— START OF RECORDS FOR THIS EXERCISE —
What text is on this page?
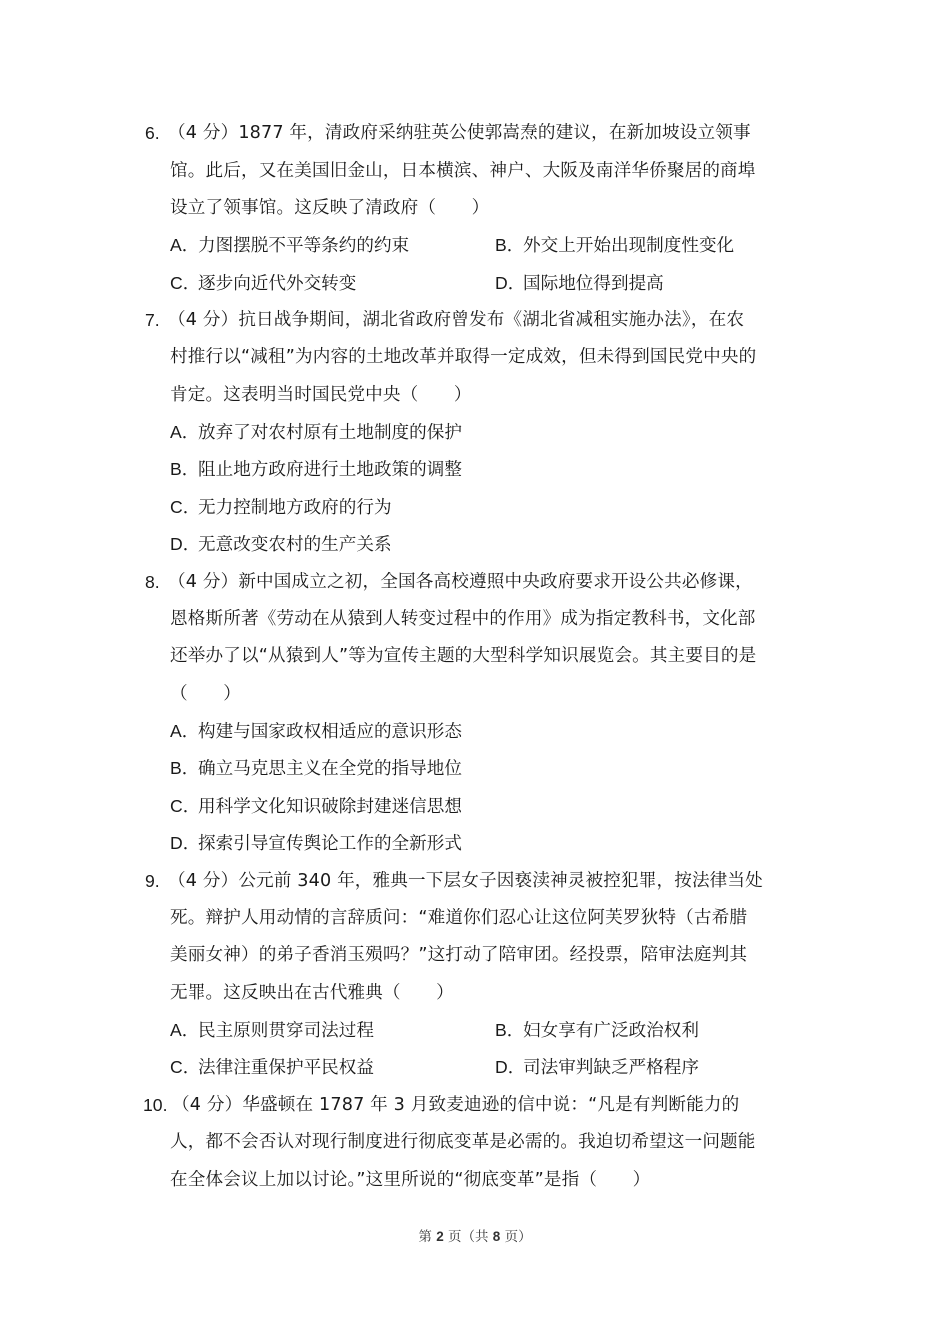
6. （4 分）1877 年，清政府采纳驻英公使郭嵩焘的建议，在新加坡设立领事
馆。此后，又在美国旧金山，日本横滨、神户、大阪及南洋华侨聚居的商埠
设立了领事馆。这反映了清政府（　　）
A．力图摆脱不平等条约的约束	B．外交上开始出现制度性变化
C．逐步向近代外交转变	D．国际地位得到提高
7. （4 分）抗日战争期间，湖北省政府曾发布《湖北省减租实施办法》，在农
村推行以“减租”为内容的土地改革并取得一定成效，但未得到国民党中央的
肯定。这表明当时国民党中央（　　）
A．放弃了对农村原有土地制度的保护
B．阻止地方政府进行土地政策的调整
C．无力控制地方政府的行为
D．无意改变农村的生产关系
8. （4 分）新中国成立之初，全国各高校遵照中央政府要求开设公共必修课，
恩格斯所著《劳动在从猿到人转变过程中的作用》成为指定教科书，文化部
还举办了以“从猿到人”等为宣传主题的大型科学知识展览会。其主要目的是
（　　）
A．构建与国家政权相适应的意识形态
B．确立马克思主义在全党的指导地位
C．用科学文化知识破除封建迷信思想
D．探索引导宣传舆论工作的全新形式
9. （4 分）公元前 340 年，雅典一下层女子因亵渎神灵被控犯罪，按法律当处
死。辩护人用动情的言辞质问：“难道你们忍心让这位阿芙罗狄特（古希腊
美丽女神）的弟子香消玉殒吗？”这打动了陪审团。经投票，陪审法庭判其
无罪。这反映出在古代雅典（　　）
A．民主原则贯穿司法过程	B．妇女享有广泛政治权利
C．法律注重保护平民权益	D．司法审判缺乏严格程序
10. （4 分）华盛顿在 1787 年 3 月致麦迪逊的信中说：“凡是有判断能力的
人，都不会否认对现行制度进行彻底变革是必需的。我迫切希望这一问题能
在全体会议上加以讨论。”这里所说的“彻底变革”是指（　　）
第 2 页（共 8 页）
— END OF RECORDS FOR THIS EXERCISE —
— START OF RECORDS FOR THIS EXERCISE —
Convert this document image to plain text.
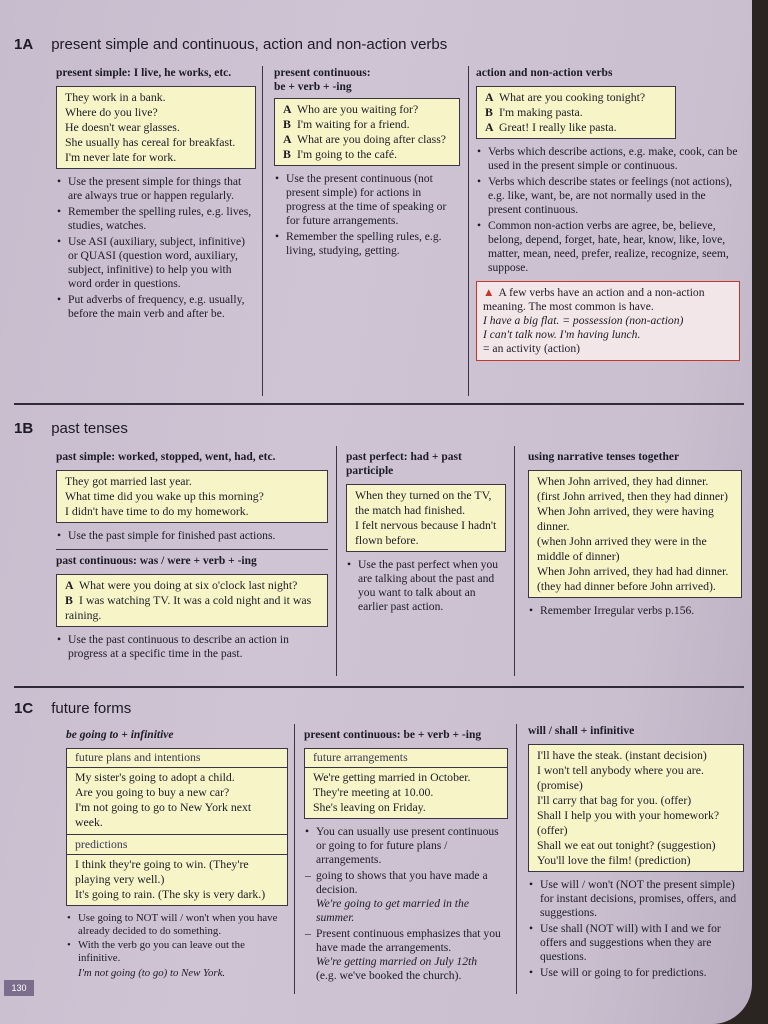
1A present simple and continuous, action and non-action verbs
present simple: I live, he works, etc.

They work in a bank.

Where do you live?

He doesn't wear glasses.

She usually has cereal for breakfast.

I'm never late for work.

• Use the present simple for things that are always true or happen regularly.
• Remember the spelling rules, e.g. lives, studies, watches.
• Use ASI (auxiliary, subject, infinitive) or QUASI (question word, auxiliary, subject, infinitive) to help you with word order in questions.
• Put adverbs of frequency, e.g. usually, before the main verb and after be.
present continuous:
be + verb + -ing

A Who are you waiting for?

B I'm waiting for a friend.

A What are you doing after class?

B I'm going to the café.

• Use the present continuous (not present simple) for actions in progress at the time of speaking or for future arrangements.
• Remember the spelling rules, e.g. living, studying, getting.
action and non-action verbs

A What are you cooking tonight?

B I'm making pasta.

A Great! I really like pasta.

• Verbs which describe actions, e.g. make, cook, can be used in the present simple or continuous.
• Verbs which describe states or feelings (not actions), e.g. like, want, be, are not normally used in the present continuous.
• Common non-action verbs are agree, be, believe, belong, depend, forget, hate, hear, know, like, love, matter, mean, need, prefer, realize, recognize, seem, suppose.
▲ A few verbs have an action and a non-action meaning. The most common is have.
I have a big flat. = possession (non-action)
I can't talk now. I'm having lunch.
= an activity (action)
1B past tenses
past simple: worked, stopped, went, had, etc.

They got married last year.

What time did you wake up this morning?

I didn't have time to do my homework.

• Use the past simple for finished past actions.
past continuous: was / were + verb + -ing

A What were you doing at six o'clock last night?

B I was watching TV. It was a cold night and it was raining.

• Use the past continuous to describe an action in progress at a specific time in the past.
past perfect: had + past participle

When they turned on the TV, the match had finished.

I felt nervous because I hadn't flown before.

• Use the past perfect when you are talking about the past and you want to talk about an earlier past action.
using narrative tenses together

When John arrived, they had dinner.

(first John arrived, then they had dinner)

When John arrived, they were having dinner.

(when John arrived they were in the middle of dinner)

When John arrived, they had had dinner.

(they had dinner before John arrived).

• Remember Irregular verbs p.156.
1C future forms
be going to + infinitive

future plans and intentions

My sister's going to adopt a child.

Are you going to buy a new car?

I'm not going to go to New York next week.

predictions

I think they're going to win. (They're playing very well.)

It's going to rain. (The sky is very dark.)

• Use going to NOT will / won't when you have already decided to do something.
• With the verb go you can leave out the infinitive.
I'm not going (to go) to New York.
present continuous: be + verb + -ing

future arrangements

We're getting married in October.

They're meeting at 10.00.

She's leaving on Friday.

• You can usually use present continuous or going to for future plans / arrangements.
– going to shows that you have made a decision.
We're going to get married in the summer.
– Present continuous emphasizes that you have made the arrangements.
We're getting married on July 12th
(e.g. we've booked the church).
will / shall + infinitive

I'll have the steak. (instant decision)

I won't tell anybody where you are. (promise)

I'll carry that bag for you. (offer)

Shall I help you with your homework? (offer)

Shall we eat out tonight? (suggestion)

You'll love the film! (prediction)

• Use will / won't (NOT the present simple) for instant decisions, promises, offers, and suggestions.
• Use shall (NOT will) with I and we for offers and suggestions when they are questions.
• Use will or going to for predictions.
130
— END OF RECORDS FOR THIS EXERCISE —
▸ OBJECTIVE
Find the string "love" in the listing and return every line that holds it.

▸ OUTPUT OF THE TASK
• Common non-action verbs are agree, be, believe, belong, depend, forget, hate, hear, know, like, love, matter, mean, need, prefer, realize, recognize, seem, suppose.
You'll love the film! (prediction)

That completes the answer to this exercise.